=== TASK REQUIREMENTS ===
Repeat the records word for word, excluding any picture.

(Collected data entries)
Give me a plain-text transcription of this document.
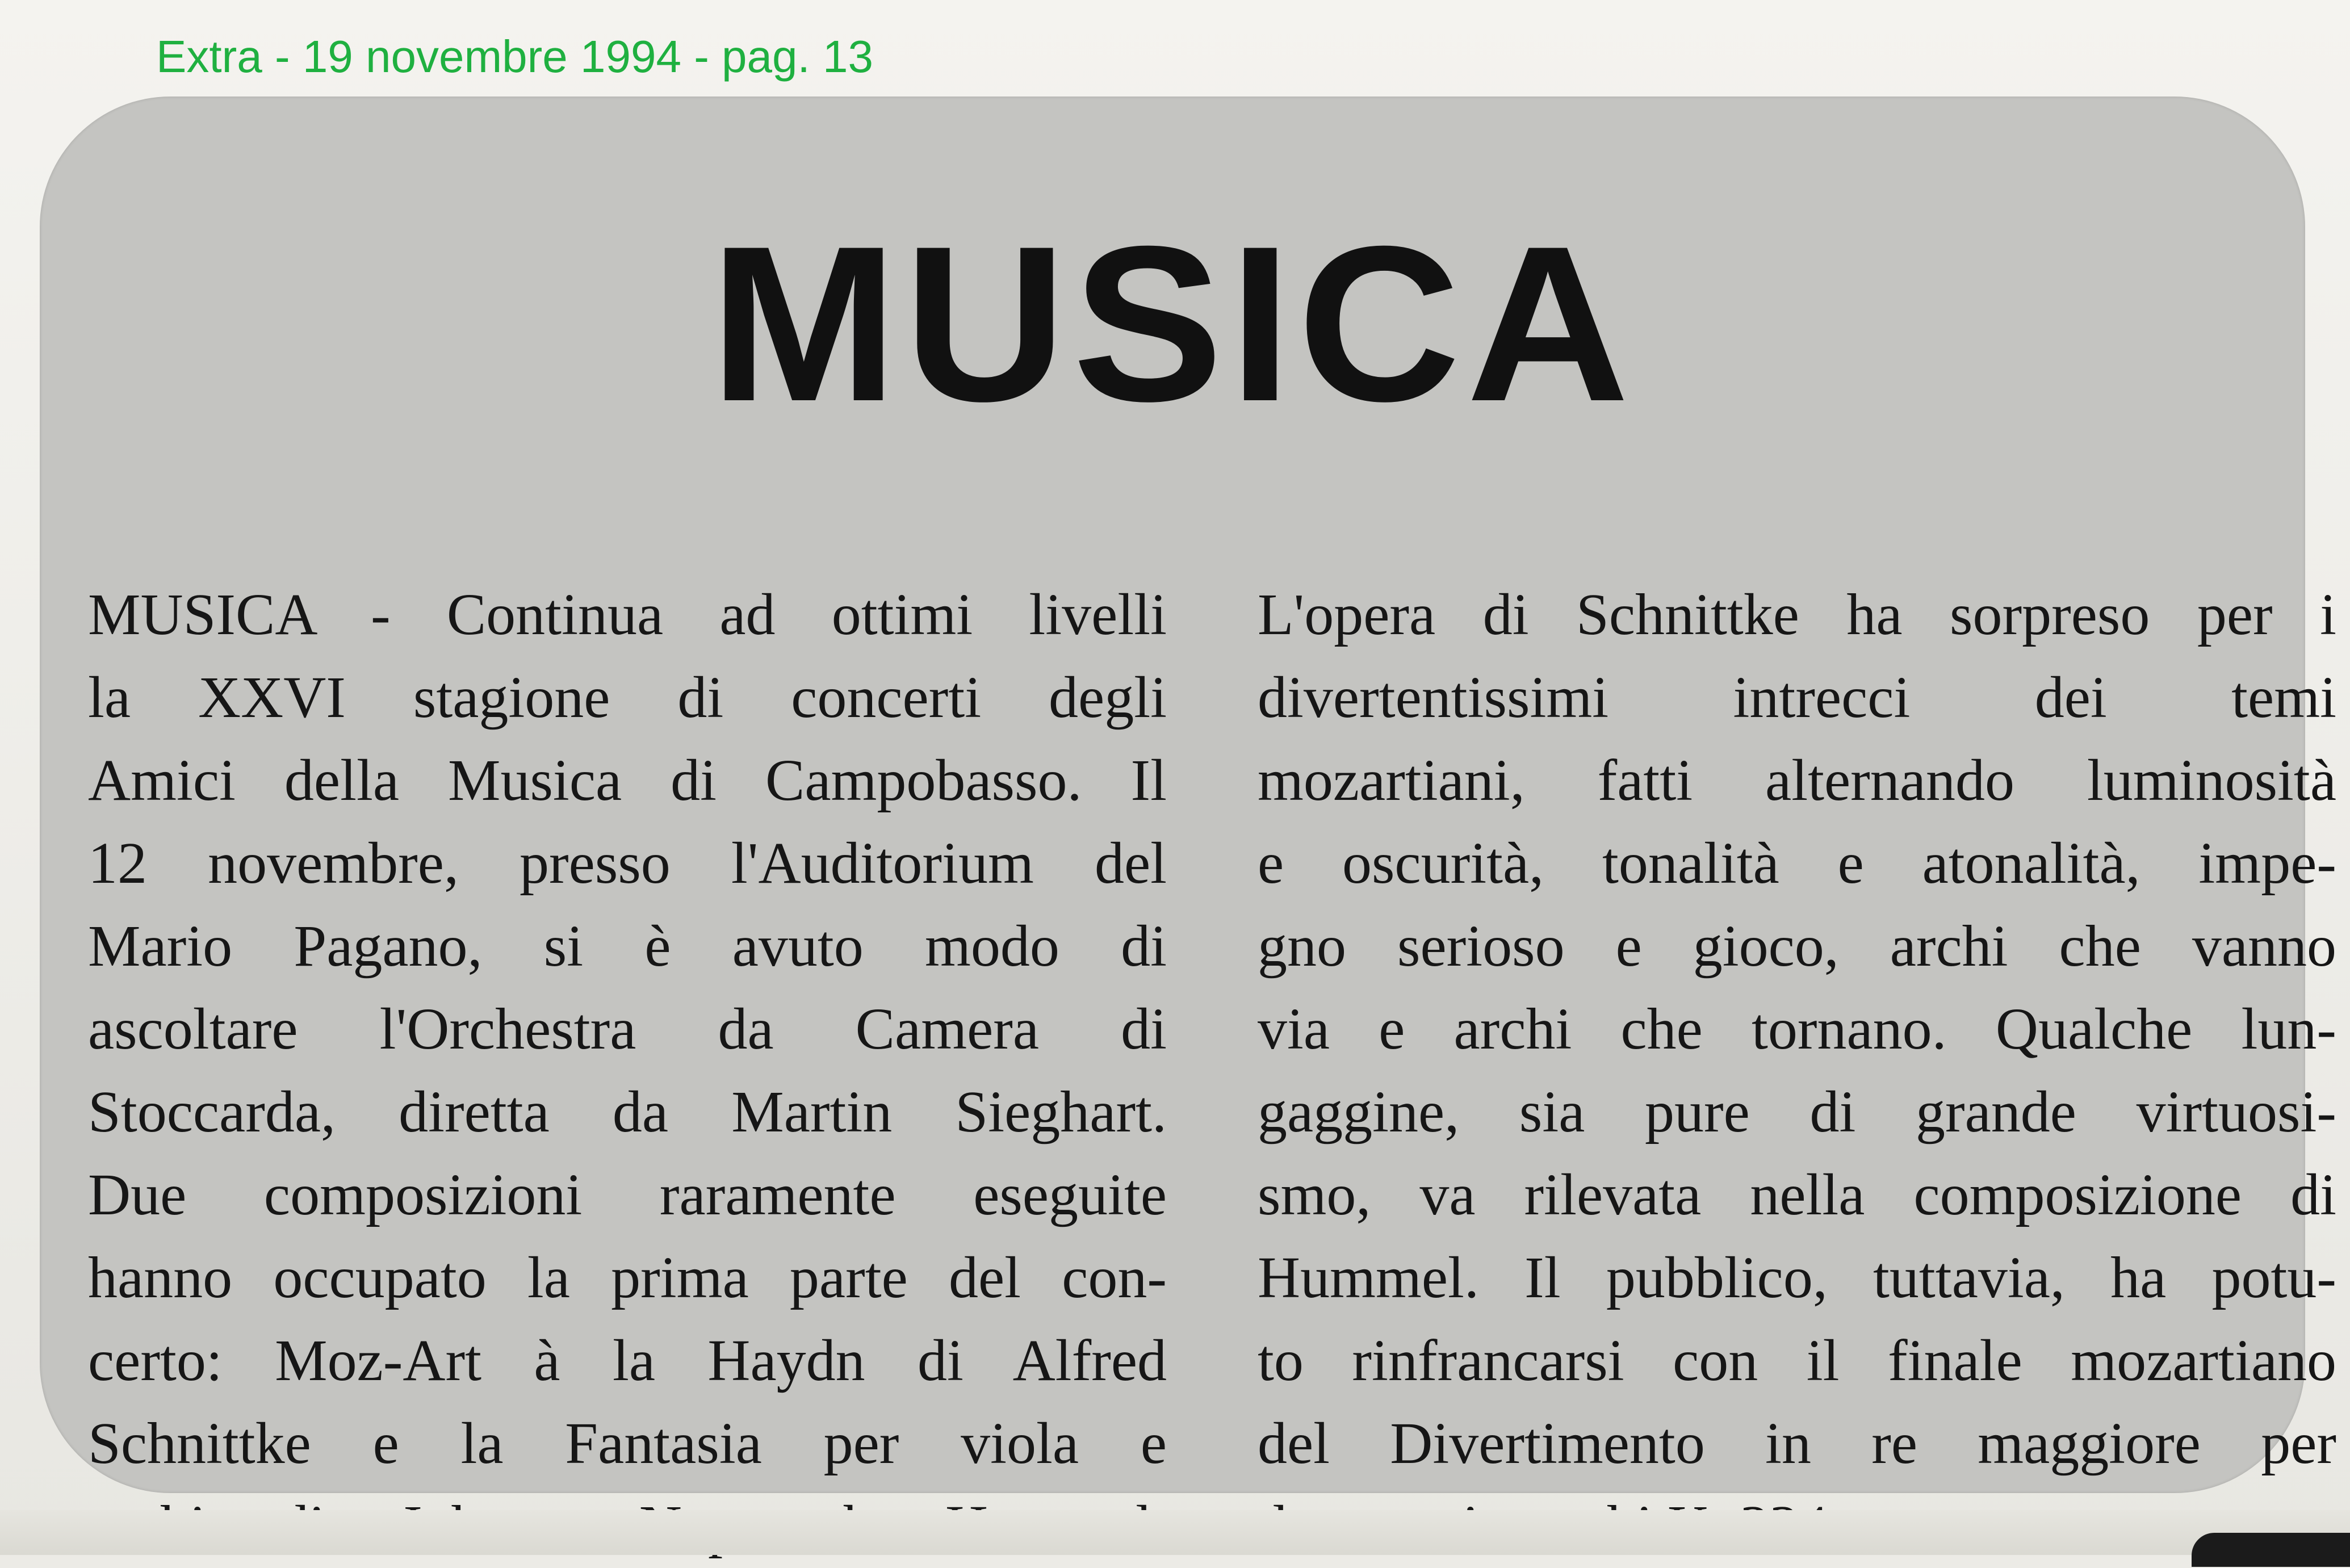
Extra - 19 novembre 1994 - pag. 13
MUSICA
MUSICA - Continua ad ottimi livelli
la XXVI stagione di concerti degli
Amici della Musica di Campobasso. Il
12 novembre, presso l'Auditorium del
Mario Pagano, si è avuto modo di
ascoltare l'Orchestra da Camera di
Stoccarda, diretta da Martin Sieghart.
Due composizioni raramente eseguite
hanno occupato la prima parte del con-
certo: Moz-Art à la Haydn di Alfred
Schnittke e la Fantasia per viola e
L'opera di Schnittke ha sorpreso per i
divertentissimi intrecci dei temi
mozartiani, fatti alternando luminosità
e oscurità, tonalità e atonalità, impe-
gno serioso e gioco, archi che vanno
via e archi che tornano. Qualche lun-
gaggine, sia pure di grande virtuosi-
smo, va rilevata nella composizione di
Hummel. Il pubblico, tuttavia, ha potu-
to rinfrancarsi con il finale mozartiano
del Divertimento in re maggiore per
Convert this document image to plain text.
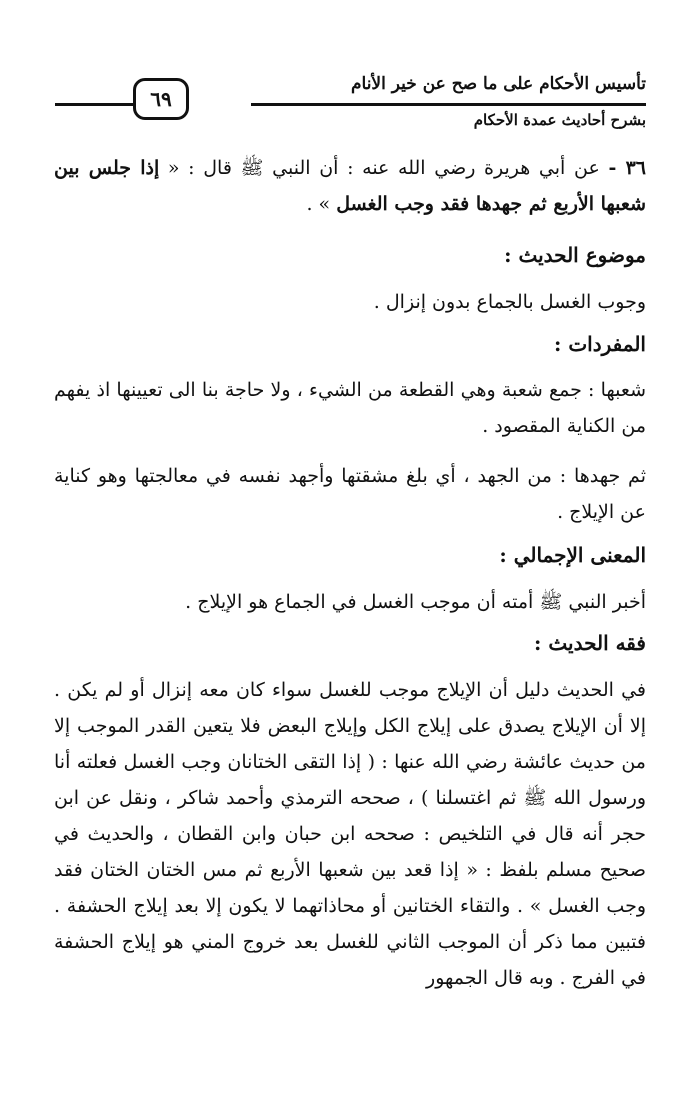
تأسيس الأحكام على ما صح عن خير الأنام
٦٩
بشرح أحاديث عمدة الأحكام
٣٦ - عن أبي هريرة رضي الله عنه : أن النبي ﷺ قال : « إذا جلس بين شعبها الأربع ثم جهدها فقد وجب الغسل » .
موضوع الحديث :
وجوب الغسل بالجماع بدون إنزال .
المفردات :
شعبها : جمع شعبة وهي القطعة من الشيء ، ولا حاجة بنا الى تعيينها اذ يفهم من الكناية المقصود .
ثم جهدها : من الجهد ، أي بلغ مشقتها وأجهد نفسه في معالجتها وهو كناية عن الإيلاج .
المعنى الإجمالي :
أخبر النبي ﷺ أمته أن موجب الغسل في الجماع هو الإيلاج .
فقه الحديث :
في الحديث دليل أن الإيلاج موجب للغسل سواء كان معه إنزال أو لم يكن . إلا أن الإيلاج يصدق على إيلاج الكل وإيلاج البعض فلا يتعين القدر الموجب إلا من حديث عائشة رضي الله عنها : ( إذا التقى الختانان وجب الغسل فعلته أنا ورسول الله ﷺ ثم اغتسلنا ) ، صححه الترمذي وأحمد شاكر ، ونقل عن ابن حجر أنه قال في التلخيص : صححه ابن حبان وابن القطان ، والحديث في صحيح مسلم بلفظ : « إذا قعد بين شعبها الأربع ثم مس الختان الختان فقد وجب الغسل » . والتقاء الختانين أو محاذاتهما لا يكون إلا بعد إيلاج الحشفة . فتبين مما ذكر أن الموجب الثاني للغسل بعد خروج المني هو إيلاج الحشفة في الفرج . وبه قال الجمهور
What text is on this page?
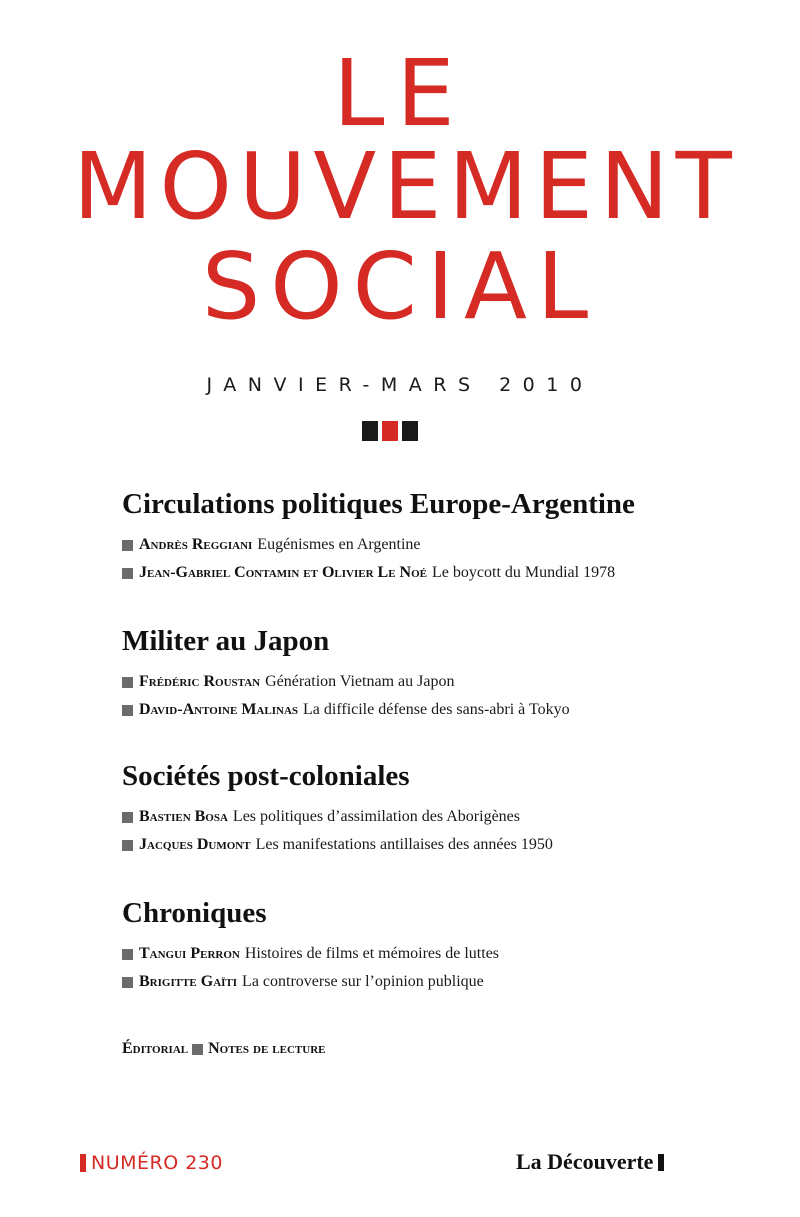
LE
MOUVEMENT
SOCIAL
JANVIER-MARS 2010
Circulations politiques Europe-Argentine
Andrès Reggiani Eugénismes en Argentine
Jean-Gabriel Contamin et Olivier Le Noé Le boycott du Mundial 1978
Militer au Japon
Frédéric Roustan Génération Vietnam au Japon
David-Antoine Malinas La difficile défense des sans-abri à Tokyo
Sociétés post-coloniales
Bastien Bosa Les politiques d’assimilation des Aborigènes
Jacques Dumont Les manifestations antillaises des années 1950
Chroniques
Tangui Perron Histoires de films et mémoires de luttes
Brigitte Gaïti La controverse sur l’opinion publique
Éditorial Notes de lecture
NUMÉRO 230	La Découverte
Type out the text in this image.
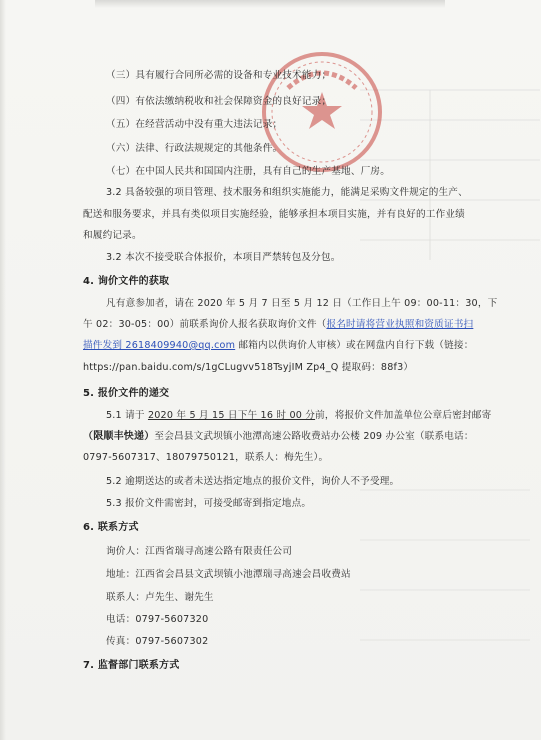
（三）具有履行合同所必需的设备和专业技术能力；
（四）有依法缴纳税收和社会保障资金的良好记录；
（五）在经营活动中没有重大违法记录；
（六）法律、行政法规规定的其他条件。
（七）在中国人民共和国国内注册，具有自己的生产基地、厂房。
3.2 具备较强的项目管理、技术服务和组织实施能力，能满足采购文件规定的生产、
配送和服务要求，并具有类似项目实施经验，能够承担本项目实施，并有良好的工作业绩
和履约记录。
3.2 本次不接受联合体报价，本项目严禁转包及分包。
4. 询价文件的获取
凡有意参加者，请在 2020 年 5 月 7 日至 5 月 12 日（工作日上午 09：00-11：30，下
午 02：30-05：00）前联系询价人报名获取询价文件（报名时请将营业执照和资质证书扫
描件发到 2618409940@qq.com 邮箱内以供询价人审核）或在网盘内自行下载（链接：
https://pan.baidu.com/s/1gCLugvv518TsyjIM Zp4_Q 提取码：88f3）
5. 报价文件的递交
5.1 请于 2020 年 5 月 15 日下午 16 时 00 分前，将报价文件加盖单位公章后密封邮寄
（限顺丰快递）至会昌县文武坝镇小池潭高速公路收费站办公楼 209 办公室（联系电话：
0797-5607317、18079750121，联系人：梅先生）。
5.2 逾期送达的或者未送达指定地点的报价文件，询价人不予受理。
5.3 报价文件需密封，可接受邮寄到指定地点。
6. 联系方式
询价人：江西省瑞寻高速公路有限责任公司
地址：江西省会昌县文武坝镇小池潭瑞寻高速会昌收费站
联系人：卢先生、谢先生
电话：0797-5607320
传真：0797-5607302
7. 监督部门联系方式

=== OUTPUT FOR THIS TASK ===
Give me a plain-text transcription of this document.
Extra - 19 novembre 1994 - pag. 13
MUSICA
MUSICA - Continua ad ottimi livelli
la XXVI stagione di concerti degli
Amici della Musica di Campobasso. Il
12 novembre, presso l'Auditorium del
Mario Pagano, si è avuto modo di
ascoltare l'Orchestra da Camera di
Stoccarda, diretta da Martin Sieghart.
Due composizioni raramente eseguite
hanno occupato la prima parte del con-
certo: Moz-Art à la Haydn di Alfred
Schnittke e la Fantasia per viola e
L'opera di Schnittke ha sorpreso per i
divertentissimi intrecci dei temi
mozartiani, fatti alternando luminosità
e oscurità, tonalità e atonalità, impe-
gno serioso e gioco, archi che vanno
via e archi che tornano. Qualche lun-
gaggine, sia pure di grande virtuosi-
smo, va rilevata nella composizione di
Hummel. Il pubblico, tuttavia, ha potu-
to rinfrancarsi con il finale mozartiano
del Divertimento in re maggiore per
Convert this document image to plain text.
تأسيس الأحكام على ما صح عن خير الأنام
٦٩
بشرح أحاديث عمدة الأحكام
٣٦ - عن أبي هريرة رضي الله عنه : أن النبي ﷺ قال : « إذا جلس بين شعبها الأربع ثم جهدها فقد وجب الغسل » .
موضوع الحديث :
وجوب الغسل بالجماع بدون إنزال .
المفردات :
شعبها : جمع شعبة وهي القطعة من الشيء ، ولا حاجة بنا الى تعيينها اذ يفهم من الكناية المقصود .
ثم جهدها : من الجهد ، أي بلغ مشقتها وأجهد نفسه في معالجتها وهو كناية عن الإيلاج .
المعنى الإجمالي :
أخبر النبي ﷺ أمته أن موجب الغسل في الجماع هو الإيلاج .
فقه الحديث :
في الحديث دليل أن الإيلاج موجب للغسل سواء كان معه إنزال أو لم يكن . إلا أن الإيلاج يصدق على إيلاج الكل وإيلاج البعض فلا يتعين القدر الموجب إلا من حديث عائشة رضي الله عنها : ( إذا التقى الختانان وجب الغسل فعلته أنا ورسول الله ﷺ ثم اغتسلنا ) ، صححه الترمذي وأحمد شاكر ، ونقل عن ابن حجر أنه قال في التلخيص : صححه ابن حبان وابن القطان ، والحديث في صحيح مسلم بلفظ : « إذا قعد بين شعبها الأربع ثم مس الختان الختان فقد وجب الغسل » . والتقاء الختانين أو محاذاتهما لا يكون إلا بعد إيلاج الحشفة . فتبين مما ذكر أن الموجب الثاني للغسل بعد خروج المني هو إيلاج الحشفة في الفرج . وبه قال الجمهور
What text is on this page?
LE
MOUVEMENT
SOCIAL
JANVIER-MARS 2010
Circulations politiques Europe-Argentine
Andrès Reggiani Eugénismes en Argentine
Jean-Gabriel Contamin et Olivier Le Noé Le boycott du Mundial 1978
Militer au Japon
Frédéric Roustan Génération Vietnam au Japon
David-Antoine Malinas La difficile défense des sans-abri à Tokyo
Sociétés post-coloniales
Bastien Bosa Les politiques d’assimilation des Aborigènes
Jacques Dumont Les manifestations antillaises des années 1950
Chroniques
Tangui Perron Histoires de films et mémoires de luttes
Brigitte Gaïti La controverse sur l’opinion publique
Éditorial Notes de lecture
NUMÉRO 230	La Découverte
Type out the text in this image.
（三）具有履行合同所必需的设备和专业技术能力；
（四）有依法缴纳税收和社会保障资金的良好记录；
（五）在经营活动中没有重大违法记录；
（六）法律、行政法规规定的其他条件。
（七）在中国人民共和国国内注册，具有自己的生产基地、厂房。
3.2 具备较强的项目管理、技术服务和组织实施能力，能满足采购文件规定的生产、
配送和服务要求，并具有类似项目实施经验，能够承担本项目实施，并有良好的工作业绩
和履约记录。
3.2 本次不接受联合体报价，本项目严禁转包及分包。
4. 询价文件的获取
凡有意参加者，请在 2020 年 5 月 7 日至 5 月 12 日（工作日上午 09：00-11：30，下
午 02：30-05：00）前联系询价人报名获取询价文件（报名时请将营业执照和资质证书扫
描件发到 2618409940@qq.com 邮箱内以供询价人审核）或在网盘内自行下载（链接：
https://pan.baidu.com/s/1gCLugvv518TsyjIM Zp4_Q 提取码：88f3）
5. 报价文件的递交
5.1 请于 2020 年 5 月 15 日下午 16 时 00 分前，将报价文件加盖单位公章后密封邮寄
（限顺丰快递）至会昌县文武坝镇小池潭高速公路收费站办公楼 209 办公室（联系电话：
0797-5607317、18079750121，联系人：梅先生）。
5.2 逾期送达的或者未送达指定地点的报价文件，询价人不予受理。
5.3 报价文件需密封，可接受邮寄到指定地点。
6. 联系方式
询价人：江西省瑞寻高速公路有限责任公司
地址：江西省会昌县文武坝镇小池潭瑞寻高速会昌收费站
联系人：卢先生、谢先生
电话：0797-5607320
传真：0797-5607302
7. 监督部门联系方式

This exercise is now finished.